Reproduce all of the records exactly.

[Saved data entries]
..........
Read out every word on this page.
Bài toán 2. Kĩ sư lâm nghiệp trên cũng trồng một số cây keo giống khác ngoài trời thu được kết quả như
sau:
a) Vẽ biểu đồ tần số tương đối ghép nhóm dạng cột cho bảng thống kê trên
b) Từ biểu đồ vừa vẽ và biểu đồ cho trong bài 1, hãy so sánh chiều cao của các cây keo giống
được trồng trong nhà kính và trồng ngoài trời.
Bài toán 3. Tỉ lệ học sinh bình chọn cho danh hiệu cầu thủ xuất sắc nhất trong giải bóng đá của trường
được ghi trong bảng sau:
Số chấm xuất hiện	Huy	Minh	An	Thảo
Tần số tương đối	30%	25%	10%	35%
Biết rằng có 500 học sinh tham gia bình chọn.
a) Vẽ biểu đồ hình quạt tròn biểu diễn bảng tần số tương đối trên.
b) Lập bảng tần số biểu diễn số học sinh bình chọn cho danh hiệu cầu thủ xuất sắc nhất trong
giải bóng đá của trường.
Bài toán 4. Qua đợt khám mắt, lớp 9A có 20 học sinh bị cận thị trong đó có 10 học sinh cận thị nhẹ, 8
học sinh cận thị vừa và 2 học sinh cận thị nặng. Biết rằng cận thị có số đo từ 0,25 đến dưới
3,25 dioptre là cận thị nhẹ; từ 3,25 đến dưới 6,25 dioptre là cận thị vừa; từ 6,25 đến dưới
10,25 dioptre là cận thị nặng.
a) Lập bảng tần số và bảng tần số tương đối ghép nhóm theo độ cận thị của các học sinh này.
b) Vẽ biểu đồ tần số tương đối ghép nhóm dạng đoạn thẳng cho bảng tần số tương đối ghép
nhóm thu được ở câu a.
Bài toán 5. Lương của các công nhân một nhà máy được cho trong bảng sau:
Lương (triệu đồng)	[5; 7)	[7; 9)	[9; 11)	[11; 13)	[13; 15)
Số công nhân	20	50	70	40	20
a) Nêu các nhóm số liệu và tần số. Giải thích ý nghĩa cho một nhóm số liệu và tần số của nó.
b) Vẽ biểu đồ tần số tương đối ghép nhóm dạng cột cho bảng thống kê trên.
..........
### Result for this exercise
Read out every word on this page.
Bài toán 2. Kĩ sư lâm nghiệp trên cũng trồng một số cây keo giống khác ngoài trời thu được kết quả như
sau:
a) Vẽ biểu đồ tần số tương đối ghép nhóm dạng cột cho bảng thống kê trên
b) Từ biểu đồ vừa vẽ và biểu đồ cho trong bài 1, hãy so sánh chiều cao của các cây keo giống
được trồng trong nhà kính và trồng ngoài trời.
Bài toán 3. Tỉ lệ học sinh bình chọn cho danh hiệu cầu thủ xuất sắc nhất trong giải bóng đá của trường
được ghi trong bảng sau:
Số chấm xuất hiện	Huy	Minh	An	Thảo
Tần số tương đối	30%	25%	10%	35%
Biết rằng có 500 học sinh tham gia bình chọn.
a) Vẽ biểu đồ hình quạt tròn biểu diễn bảng tần số tương đối trên.
b) Lập bảng tần số biểu diễn số học sinh bình chọn cho danh hiệu cầu thủ xuất sắc nhất trong
giải bóng đá của trường.
Bài toán 4. Qua đợt khám mắt, lớp 9A có 20 học sinh bị cận thị trong đó có 10 học sinh cận thị nhẹ, 8
học sinh cận thị vừa và 2 học sinh cận thị nặng. Biết rằng cận thị có số đo từ 0,25 đến dưới
3,25 dioptre là cận thị nhẹ; từ 3,25 đến dưới 6,25 dioptre là cận thị vừa; từ 6,25 đến dưới
10,25 dioptre là cận thị nặng.
a) Lập bảng tần số và bảng tần số tương đối ghép nhóm theo độ cận thị của các học sinh này.
b) Vẽ biểu đồ tần số tương đối ghép nhóm dạng đoạn thẳng cho bảng tần số tương đối ghép
nhóm thu được ở câu a.
Bài toán 5. Lương của các công nhân một nhà máy được cho trong bảng sau:
Lương (triệu đồng)	[5; 7)	[7; 9)	[9; 11)	[11; 13)	[13; 15)
Số công nhân	20	50	70	40	20
a) Nêu các nhóm số liệu và tần số. Giải thích ý nghĩa cho một nhóm số liệu và tần số của nó.
b) Vẽ biểu đồ tần số tương đối ghép nhóm dạng cột cho bảng thống kê trên.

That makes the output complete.